# [Exercise description]
Reproduce all entries word for word.

Data entries

· · · · · · ·

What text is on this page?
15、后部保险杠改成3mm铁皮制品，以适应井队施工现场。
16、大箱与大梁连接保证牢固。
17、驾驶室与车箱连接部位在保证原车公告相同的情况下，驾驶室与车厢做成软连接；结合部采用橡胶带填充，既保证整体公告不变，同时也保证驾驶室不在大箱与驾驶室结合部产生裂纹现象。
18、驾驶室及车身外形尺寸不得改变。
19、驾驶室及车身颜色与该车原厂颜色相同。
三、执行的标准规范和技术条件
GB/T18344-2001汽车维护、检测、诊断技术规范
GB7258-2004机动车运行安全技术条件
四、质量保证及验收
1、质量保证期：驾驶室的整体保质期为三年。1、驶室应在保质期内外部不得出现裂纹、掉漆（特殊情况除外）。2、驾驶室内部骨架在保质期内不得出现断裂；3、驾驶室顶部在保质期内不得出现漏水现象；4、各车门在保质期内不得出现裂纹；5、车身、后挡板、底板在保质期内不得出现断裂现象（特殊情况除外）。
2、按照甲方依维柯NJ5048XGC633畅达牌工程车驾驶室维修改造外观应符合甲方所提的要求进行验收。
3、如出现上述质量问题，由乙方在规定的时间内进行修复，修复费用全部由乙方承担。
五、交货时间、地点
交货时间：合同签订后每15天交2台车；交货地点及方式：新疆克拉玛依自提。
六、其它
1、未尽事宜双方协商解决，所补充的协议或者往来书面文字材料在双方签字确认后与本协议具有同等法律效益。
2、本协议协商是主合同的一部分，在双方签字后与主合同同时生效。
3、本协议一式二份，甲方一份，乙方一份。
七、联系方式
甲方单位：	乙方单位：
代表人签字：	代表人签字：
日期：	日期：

· · · · · · ·

# [Reply]
What text is on this page?
15、后部保险杠改成3mm铁皮制品，以适应井队施工现场。
16、大箱与大梁连接保证牢固。
17、驾驶室与车箱连接部位在保证原车公告相同的情况下，驾驶室与车厢做成软连接；结合部采用橡胶带填充，既保证整体公告不变，同时也保证驾驶室不在大箱与驾驶室结合部产生裂纹现象。
18、驾驶室及车身外形尺寸不得改变。
19、驾驶室及车身颜色与该车原厂颜色相同。
三、执行的标准规范和技术条件
GB/T18344-2001汽车维护、检测、诊断技术规范
GB7258-2004机动车运行安全技术条件
四、质量保证及验收
1、质量保证期：驾驶室的整体保质期为三年。1、驶室应在保质期内外部不得出现裂纹、掉漆（特殊情况除外）。2、驾驶室内部骨架在保质期内不得出现断裂；3、驾驶室顶部在保质期内不得出现漏水现象；4、各车门在保质期内不得出现裂纹；5、车身、后挡板、底板在保质期内不得出现断裂现象（特殊情况除外）。
2、按照甲方依维柯NJ5048XGC633畅达牌工程车驾驶室维修改造外观应符合甲方所提的要求进行验收。
3、如出现上述质量问题，由乙方在规定的时间内进行修复，修复费用全部由乙方承担。
五、交货时间、地点
交货时间：合同签订后每15天交2台车；交货地点及方式：新疆克拉玛依自提。
六、其它
1、未尽事宜双方协商解决，所补充的协议或者往来书面文字材料在双方签字确认后与本协议具有同等法律效益。
2、本协议协商是主合同的一部分，在双方签字后与主合同同时生效。
3、本协议一式二份，甲方一份，乙方一份。
七、联系方式
甲方单位：	乙方单位：
代表人签字：	代表人签字：
日期：	日期：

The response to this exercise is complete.